▶ _Instructions for the task_
Retype each line of the material exactly, please, skipping any picture in it.

▶ _Dataset content_
---
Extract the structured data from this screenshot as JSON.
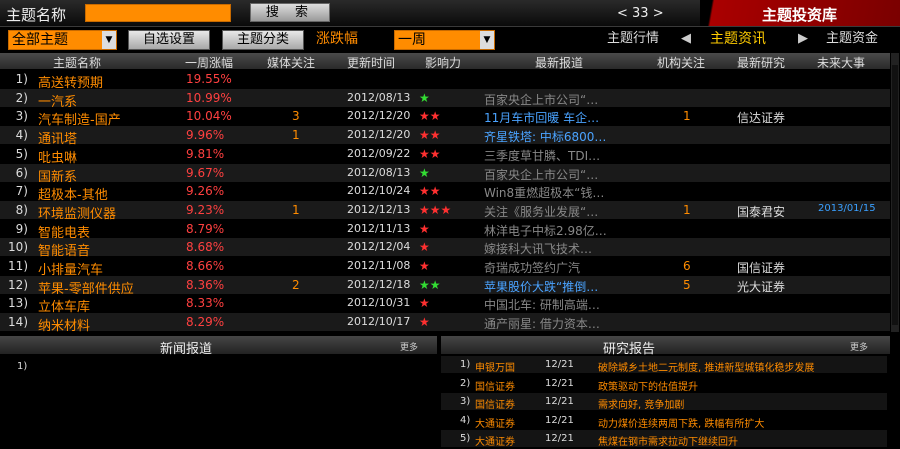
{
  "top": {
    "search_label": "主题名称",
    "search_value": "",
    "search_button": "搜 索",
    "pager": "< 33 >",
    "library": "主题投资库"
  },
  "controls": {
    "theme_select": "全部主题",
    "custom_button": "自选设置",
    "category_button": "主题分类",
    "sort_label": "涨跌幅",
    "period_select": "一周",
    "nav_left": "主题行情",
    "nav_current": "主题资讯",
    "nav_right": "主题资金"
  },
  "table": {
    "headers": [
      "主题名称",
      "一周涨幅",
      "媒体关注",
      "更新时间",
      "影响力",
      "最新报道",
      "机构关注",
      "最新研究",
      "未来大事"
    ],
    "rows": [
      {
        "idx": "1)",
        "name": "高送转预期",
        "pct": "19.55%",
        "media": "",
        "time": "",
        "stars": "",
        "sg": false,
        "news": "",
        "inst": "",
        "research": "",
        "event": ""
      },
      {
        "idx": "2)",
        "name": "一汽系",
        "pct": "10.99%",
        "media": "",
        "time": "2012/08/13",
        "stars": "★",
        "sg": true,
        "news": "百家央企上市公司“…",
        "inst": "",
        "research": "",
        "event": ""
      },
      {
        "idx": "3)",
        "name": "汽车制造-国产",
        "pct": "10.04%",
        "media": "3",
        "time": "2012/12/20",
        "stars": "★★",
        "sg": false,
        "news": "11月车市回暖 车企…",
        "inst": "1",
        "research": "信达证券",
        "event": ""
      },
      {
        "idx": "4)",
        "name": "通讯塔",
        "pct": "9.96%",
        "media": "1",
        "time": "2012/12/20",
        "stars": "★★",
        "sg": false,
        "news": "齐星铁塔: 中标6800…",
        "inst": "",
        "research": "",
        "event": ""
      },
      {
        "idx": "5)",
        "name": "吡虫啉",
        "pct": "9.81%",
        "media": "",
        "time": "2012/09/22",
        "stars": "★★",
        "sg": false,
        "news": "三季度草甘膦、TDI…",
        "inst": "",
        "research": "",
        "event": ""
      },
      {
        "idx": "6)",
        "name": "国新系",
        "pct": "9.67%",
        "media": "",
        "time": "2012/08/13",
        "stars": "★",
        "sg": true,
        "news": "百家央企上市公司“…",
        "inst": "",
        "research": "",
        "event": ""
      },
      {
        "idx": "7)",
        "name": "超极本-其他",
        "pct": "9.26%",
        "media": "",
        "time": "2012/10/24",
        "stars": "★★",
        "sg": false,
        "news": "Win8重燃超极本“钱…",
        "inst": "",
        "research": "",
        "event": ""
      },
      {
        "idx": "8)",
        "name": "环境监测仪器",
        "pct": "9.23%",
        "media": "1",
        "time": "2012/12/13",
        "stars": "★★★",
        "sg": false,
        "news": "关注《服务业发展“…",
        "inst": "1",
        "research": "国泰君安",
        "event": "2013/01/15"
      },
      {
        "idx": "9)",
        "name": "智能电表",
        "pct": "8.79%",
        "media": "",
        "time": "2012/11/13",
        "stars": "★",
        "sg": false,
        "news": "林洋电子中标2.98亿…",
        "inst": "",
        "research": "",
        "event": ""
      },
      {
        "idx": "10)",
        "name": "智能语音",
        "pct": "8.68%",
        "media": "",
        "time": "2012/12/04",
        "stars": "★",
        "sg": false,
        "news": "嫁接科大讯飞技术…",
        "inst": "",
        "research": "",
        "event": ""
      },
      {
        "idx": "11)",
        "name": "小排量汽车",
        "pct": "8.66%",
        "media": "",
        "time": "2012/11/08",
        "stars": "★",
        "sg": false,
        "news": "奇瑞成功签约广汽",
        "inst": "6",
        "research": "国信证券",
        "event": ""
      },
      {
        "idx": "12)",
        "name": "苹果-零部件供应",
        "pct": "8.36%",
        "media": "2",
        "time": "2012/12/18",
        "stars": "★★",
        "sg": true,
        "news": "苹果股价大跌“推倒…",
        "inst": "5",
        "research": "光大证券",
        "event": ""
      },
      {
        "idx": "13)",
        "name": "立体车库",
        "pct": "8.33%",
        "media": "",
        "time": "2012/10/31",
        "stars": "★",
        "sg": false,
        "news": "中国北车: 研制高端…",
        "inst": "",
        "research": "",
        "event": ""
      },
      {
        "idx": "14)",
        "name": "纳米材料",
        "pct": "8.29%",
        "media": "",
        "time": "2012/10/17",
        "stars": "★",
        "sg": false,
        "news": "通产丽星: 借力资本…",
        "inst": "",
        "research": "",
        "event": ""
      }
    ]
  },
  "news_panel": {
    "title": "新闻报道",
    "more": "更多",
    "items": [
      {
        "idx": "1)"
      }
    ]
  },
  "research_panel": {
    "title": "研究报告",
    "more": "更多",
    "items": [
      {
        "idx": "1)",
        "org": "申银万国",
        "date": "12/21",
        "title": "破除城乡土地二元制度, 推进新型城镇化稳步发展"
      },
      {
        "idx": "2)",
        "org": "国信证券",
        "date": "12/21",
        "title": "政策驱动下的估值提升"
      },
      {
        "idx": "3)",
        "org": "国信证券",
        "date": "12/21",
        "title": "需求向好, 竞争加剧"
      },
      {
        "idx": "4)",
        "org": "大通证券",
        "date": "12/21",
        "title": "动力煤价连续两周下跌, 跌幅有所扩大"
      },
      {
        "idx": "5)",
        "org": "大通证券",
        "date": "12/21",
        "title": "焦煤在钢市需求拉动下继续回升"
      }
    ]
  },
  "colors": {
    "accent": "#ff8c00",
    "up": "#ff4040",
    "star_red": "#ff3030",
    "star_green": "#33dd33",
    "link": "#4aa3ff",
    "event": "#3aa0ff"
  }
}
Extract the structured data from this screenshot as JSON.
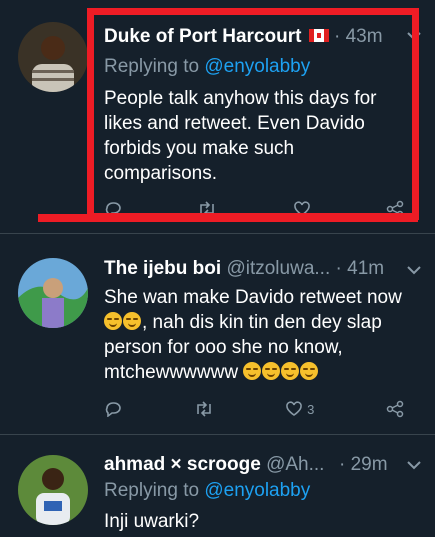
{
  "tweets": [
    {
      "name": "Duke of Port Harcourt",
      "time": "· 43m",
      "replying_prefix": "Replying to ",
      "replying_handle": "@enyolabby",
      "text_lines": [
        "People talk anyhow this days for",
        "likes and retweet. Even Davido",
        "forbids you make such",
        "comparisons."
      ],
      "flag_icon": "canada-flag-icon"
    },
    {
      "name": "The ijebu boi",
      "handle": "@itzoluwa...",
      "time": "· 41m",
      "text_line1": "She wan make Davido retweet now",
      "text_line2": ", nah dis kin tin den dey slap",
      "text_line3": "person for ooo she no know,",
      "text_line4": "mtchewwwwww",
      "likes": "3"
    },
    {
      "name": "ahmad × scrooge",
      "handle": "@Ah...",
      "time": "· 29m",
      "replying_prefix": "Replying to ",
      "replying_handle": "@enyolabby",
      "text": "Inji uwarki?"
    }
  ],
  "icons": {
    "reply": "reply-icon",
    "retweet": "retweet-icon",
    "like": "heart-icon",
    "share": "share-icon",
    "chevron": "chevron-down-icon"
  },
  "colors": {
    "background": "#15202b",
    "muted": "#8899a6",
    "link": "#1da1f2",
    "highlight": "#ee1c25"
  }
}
---
▶ _Answer_
Extract the structured data from this screenshot as JSON.
{
  "top": {
    "search_label": "主题名称",
    "search_value": "",
    "search_button": "搜 索",
    "pager": "< 33 >",
    "library": "主题投资库"
  },
  "controls": {
    "theme_select": "全部主题",
    "custom_button": "自选设置",
    "category_button": "主题分类",
    "sort_label": "涨跌幅",
    "period_select": "一周",
    "nav_left": "主题行情",
    "nav_current": "主题资讯",
    "nav_right": "主题资金"
  },
  "table": {
    "headers": [
      "主题名称",
      "一周涨幅",
      "媒体关注",
      "更新时间",
      "影响力",
      "最新报道",
      "机构关注",
      "最新研究",
      "未来大事"
    ],
    "rows": [
      {
        "idx": "1)",
        "name": "高送转预期",
        "pct": "19.55%",
        "media": "",
        "time": "",
        "stars": "",
        "sg": false,
        "news": "",
        "inst": "",
        "research": "",
        "event": ""
      },
      {
        "idx": "2)",
        "name": "一汽系",
        "pct": "10.99%",
        "media": "",
        "time": "2012/08/13",
        "stars": "★",
        "sg": true,
        "news": "百家央企上市公司“…",
        "inst": "",
        "research": "",
        "event": ""
      },
      {
        "idx": "3)",
        "name": "汽车制造-国产",
        "pct": "10.04%",
        "media": "3",
        "time": "2012/12/20",
        "stars": "★★",
        "sg": false,
        "news": "11月车市回暖 车企…",
        "inst": "1",
        "research": "信达证券",
        "event": ""
      },
      {
        "idx": "4)",
        "name": "通讯塔",
        "pct": "9.96%",
        "media": "1",
        "time": "2012/12/20",
        "stars": "★★",
        "sg": false,
        "news": "齐星铁塔: 中标6800…",
        "inst": "",
        "research": "",
        "event": ""
      },
      {
        "idx": "5)",
        "name": "吡虫啉",
        "pct": "9.81%",
        "media": "",
        "time": "2012/09/22",
        "stars": "★★",
        "sg": false,
        "news": "三季度草甘膦、TDI…",
        "inst": "",
        "research": "",
        "event": ""
      },
      {
        "idx": "6)",
        "name": "国新系",
        "pct": "9.67%",
        "media": "",
        "time": "2012/08/13",
        "stars": "★",
        "sg": true,
        "news": "百家央企上市公司“…",
        "inst": "",
        "research": "",
        "event": ""
      },
      {
        "idx": "7)",
        "name": "超极本-其他",
        "pct": "9.26%",
        "media": "",
        "time": "2012/10/24",
        "stars": "★★",
        "sg": false,
        "news": "Win8重燃超极本“钱…",
        "inst": "",
        "research": "",
        "event": ""
      },
      {
        "idx": "8)",
        "name": "环境监测仪器",
        "pct": "9.23%",
        "media": "1",
        "time": "2012/12/13",
        "stars": "★★★",
        "sg": false,
        "news": "关注《服务业发展“…",
        "inst": "1",
        "research": "国泰君安",
        "event": "2013/01/15"
      },
      {
        "idx": "9)",
        "name": "智能电表",
        "pct": "8.79%",
        "media": "",
        "time": "2012/11/13",
        "stars": "★",
        "sg": false,
        "news": "林洋电子中标2.98亿…",
        "inst": "",
        "research": "",
        "event": ""
      },
      {
        "idx": "10)",
        "name": "智能语音",
        "pct": "8.68%",
        "media": "",
        "time": "2012/12/04",
        "stars": "★",
        "sg": false,
        "news": "嫁接科大讯飞技术…",
        "inst": "",
        "research": "",
        "event": ""
      },
      {
        "idx": "11)",
        "name": "小排量汽车",
        "pct": "8.66%",
        "media": "",
        "time": "2012/11/08",
        "stars": "★",
        "sg": false,
        "news": "奇瑞成功签约广汽",
        "inst": "6",
        "research": "国信证券",
        "event": ""
      },
      {
        "idx": "12)",
        "name": "苹果-零部件供应",
        "pct": "8.36%",
        "media": "2",
        "time": "2012/12/18",
        "stars": "★★",
        "sg": true,
        "news": "苹果股价大跌“推倒…",
        "inst": "5",
        "research": "光大证券",
        "event": ""
      },
      {
        "idx": "13)",
        "name": "立体车库",
        "pct": "8.33%",
        "media": "",
        "time": "2012/10/31",
        "stars": "★",
        "sg": false,
        "news": "中国北车: 研制高端…",
        "inst": "",
        "research": "",
        "event": ""
      },
      {
        "idx": "14)",
        "name": "纳米材料",
        "pct": "8.29%",
        "media": "",
        "time": "2012/10/17",
        "stars": "★",
        "sg": false,
        "news": "通产丽星: 借力资本…",
        "inst": "",
        "research": "",
        "event": ""
      }
    ]
  },
  "news_panel": {
    "title": "新闻报道",
    "more": "更多",
    "items": [
      {
        "idx": "1)"
      }
    ]
  },
  "research_panel": {
    "title": "研究报告",
    "more": "更多",
    "items": [
      {
        "idx": "1)",
        "org": "申银万国",
        "date": "12/21",
        "title": "破除城乡土地二元制度, 推进新型城镇化稳步发展"
      },
      {
        "idx": "2)",
        "org": "国信证券",
        "date": "12/21",
        "title": "政策驱动下的估值提升"
      },
      {
        "idx": "3)",
        "org": "国信证券",
        "date": "12/21",
        "title": "需求向好, 竞争加剧"
      },
      {
        "idx": "4)",
        "org": "大通证券",
        "date": "12/21",
        "title": "动力煤价连续两周下跌, 跌幅有所扩大"
      },
      {
        "idx": "5)",
        "org": "大通证券",
        "date": "12/21",
        "title": "焦煤在钢市需求拉动下继续回升"
      }
    ]
  },
  "colors": {
    "accent": "#ff8c00",
    "up": "#ff4040",
    "star_red": "#ff3030",
    "star_green": "#33dd33",
    "link": "#4aa3ff",
    "event": "#3aa0ff"
  }
}
Extract the structured data from this screenshot as JSON.
{
  "tweets": [
    {
      "name": "Duke of Port Harcourt",
      "time": "· 43m",
      "replying_prefix": "Replying to ",
      "replying_handle": "@enyolabby",
      "text_lines": [
        "People talk anyhow this days for",
        "likes and retweet. Even Davido",
        "forbids you make such",
        "comparisons."
      ],
      "flag_icon": "canada-flag-icon"
    },
    {
      "name": "The ijebu boi",
      "handle": "@itzoluwa...",
      "time": "· 41m",
      "text_line1": "She wan make Davido retweet now",
      "text_line2": ", nah dis kin tin den dey slap",
      "text_line3": "person for ooo she no know,",
      "text_line4": "mtchewwwwww",
      "likes": "3"
    },
    {
      "name": "ahmad × scrooge",
      "handle": "@Ah...",
      "time": "· 29m",
      "replying_prefix": "Replying to ",
      "replying_handle": "@enyolabby",
      "text": "Inji uwarki?"
    }
  ],
  "icons": {
    "reply": "reply-icon",
    "retweet": "retweet-icon",
    "like": "heart-icon",
    "share": "share-icon",
    "chevron": "chevron-down-icon"
  },
  "colors": {
    "background": "#15202b",
    "muted": "#8899a6",
    "link": "#1da1f2",
    "highlight": "#ee1c25"
  }
}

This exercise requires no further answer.